#### RECORDED DATA:
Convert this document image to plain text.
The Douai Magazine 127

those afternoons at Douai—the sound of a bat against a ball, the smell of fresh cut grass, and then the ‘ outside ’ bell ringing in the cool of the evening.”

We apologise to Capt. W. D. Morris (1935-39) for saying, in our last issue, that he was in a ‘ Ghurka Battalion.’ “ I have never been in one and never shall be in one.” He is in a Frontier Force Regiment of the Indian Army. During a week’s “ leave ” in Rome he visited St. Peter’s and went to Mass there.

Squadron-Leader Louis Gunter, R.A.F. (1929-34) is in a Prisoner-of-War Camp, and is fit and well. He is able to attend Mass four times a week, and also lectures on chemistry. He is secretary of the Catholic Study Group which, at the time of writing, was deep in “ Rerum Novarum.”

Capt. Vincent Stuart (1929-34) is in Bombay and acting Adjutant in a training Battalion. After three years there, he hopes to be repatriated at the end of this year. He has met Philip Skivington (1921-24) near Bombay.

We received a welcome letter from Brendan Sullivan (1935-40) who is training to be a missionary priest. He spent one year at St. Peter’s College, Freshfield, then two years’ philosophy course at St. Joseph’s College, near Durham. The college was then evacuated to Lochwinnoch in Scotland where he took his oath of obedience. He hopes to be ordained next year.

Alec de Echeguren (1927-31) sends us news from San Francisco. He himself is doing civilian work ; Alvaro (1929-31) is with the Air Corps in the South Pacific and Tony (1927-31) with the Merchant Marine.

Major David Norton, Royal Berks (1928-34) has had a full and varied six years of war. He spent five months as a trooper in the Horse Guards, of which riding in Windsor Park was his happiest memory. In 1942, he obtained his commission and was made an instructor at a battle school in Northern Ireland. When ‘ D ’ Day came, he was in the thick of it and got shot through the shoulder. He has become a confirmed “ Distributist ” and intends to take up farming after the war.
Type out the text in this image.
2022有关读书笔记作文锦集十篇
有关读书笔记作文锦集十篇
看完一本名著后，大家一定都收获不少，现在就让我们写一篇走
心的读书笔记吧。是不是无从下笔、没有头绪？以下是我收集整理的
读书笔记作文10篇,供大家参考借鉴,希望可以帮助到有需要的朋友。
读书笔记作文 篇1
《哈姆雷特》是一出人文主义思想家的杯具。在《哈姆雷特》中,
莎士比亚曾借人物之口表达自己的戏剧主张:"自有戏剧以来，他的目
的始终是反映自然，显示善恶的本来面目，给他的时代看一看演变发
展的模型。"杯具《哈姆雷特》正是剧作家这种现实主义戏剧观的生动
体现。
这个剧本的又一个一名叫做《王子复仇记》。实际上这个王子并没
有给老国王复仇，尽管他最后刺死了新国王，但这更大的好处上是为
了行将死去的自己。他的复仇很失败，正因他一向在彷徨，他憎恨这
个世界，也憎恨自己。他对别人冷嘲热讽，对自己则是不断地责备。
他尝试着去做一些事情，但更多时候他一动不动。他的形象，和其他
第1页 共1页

#### GIVEN PROBLEM:
Transcribe all the entries, keeping each one exactly as it is.

#### REPLY TO THE EXERCISE:
Convert this document image to plain text.
The Douai Magazine 127

those afternoons at Douai—the sound of a bat against a ball, the smell of fresh cut grass, and then the ‘ outside ’ bell ringing in the cool of the evening.”

We apologise to Capt. W. D. Morris (1935-39) for saying, in our last issue, that he was in a ‘ Ghurka Battalion.’ “ I have never been in one and never shall be in one.” He is in a Frontier Force Regiment of the Indian Army. During a week’s “ leave ” in Rome he visited St. Peter’s and went to Mass there.

Squadron-Leader Louis Gunter, R.A.F. (1929-34) is in a Prisoner-of-War Camp, and is fit and well. He is able to attend Mass four times a week, and also lectures on chemistry. He is secretary of the Catholic Study Group which, at the time of writing, was deep in “ Rerum Novarum.”

Capt. Vincent Stuart (1929-34) is in Bombay and acting Adjutant in a training Battalion. After three years there, he hopes to be repatriated at the end of this year. He has met Philip Skivington (1921-24) near Bombay.

We received a welcome letter from Brendan Sullivan (1935-40) who is training to be a missionary priest. He spent one year at St. Peter’s College, Freshfield, then two years’ philosophy course at St. Joseph’s College, near Durham. The college was then evacuated to Lochwinnoch in Scotland where he took his oath of obedience. He hopes to be ordained next year.

Alec de Echeguren (1927-31) sends us news from San Francisco. He himself is doing civilian work ; Alvaro (1929-31) is with the Air Corps in the South Pacific and Tony (1927-31) with the Merchant Marine.

Major David Norton, Royal Berks (1928-34) has had a full and varied six years of war. He spent five months as a trooper in the Horse Guards, of which riding in Windsor Park was his happiest memory. In 1942, he obtained his commission and was made an instructor at a battle school in Northern Ireland. When ‘ D ’ Day came, he was in the thick of it and got shot through the shoulder. He has become a confirmed “ Distributist ” and intends to take up farming after the war.
Type out the text in this image.
2022有关读书笔记作文锦集十篇
有关读书笔记作文锦集十篇
看完一本名著后，大家一定都收获不少，现在就让我们写一篇走
心的读书笔记吧。是不是无从下笔、没有头绪？以下是我收集整理的
读书笔记作文10篇,供大家参考借鉴,希望可以帮助到有需要的朋友。
读书笔记作文 篇1
《哈姆雷特》是一出人文主义思想家的杯具。在《哈姆雷特》中,
莎士比亚曾借人物之口表达自己的戏剧主张:"自有戏剧以来，他的目
的始终是反映自然，显示善恶的本来面目，给他的时代看一看演变发
展的模型。"杯具《哈姆雷特》正是剧作家这种现实主义戏剧观的生动
体现。
这个剧本的又一个一名叫做《王子复仇记》。实际上这个王子并没
有给老国王复仇，尽管他最后刺死了新国王，但这更大的好处上是为
了行将死去的自己。他的复仇很失败，正因他一向在彷徨，他憎恨这
个世界，也憎恨自己。他对别人冷嘲热讽，对自己则是不断地责备。
他尝试着去做一些事情，但更多时候他一动不动。他的形象，和其他
第1页 共1页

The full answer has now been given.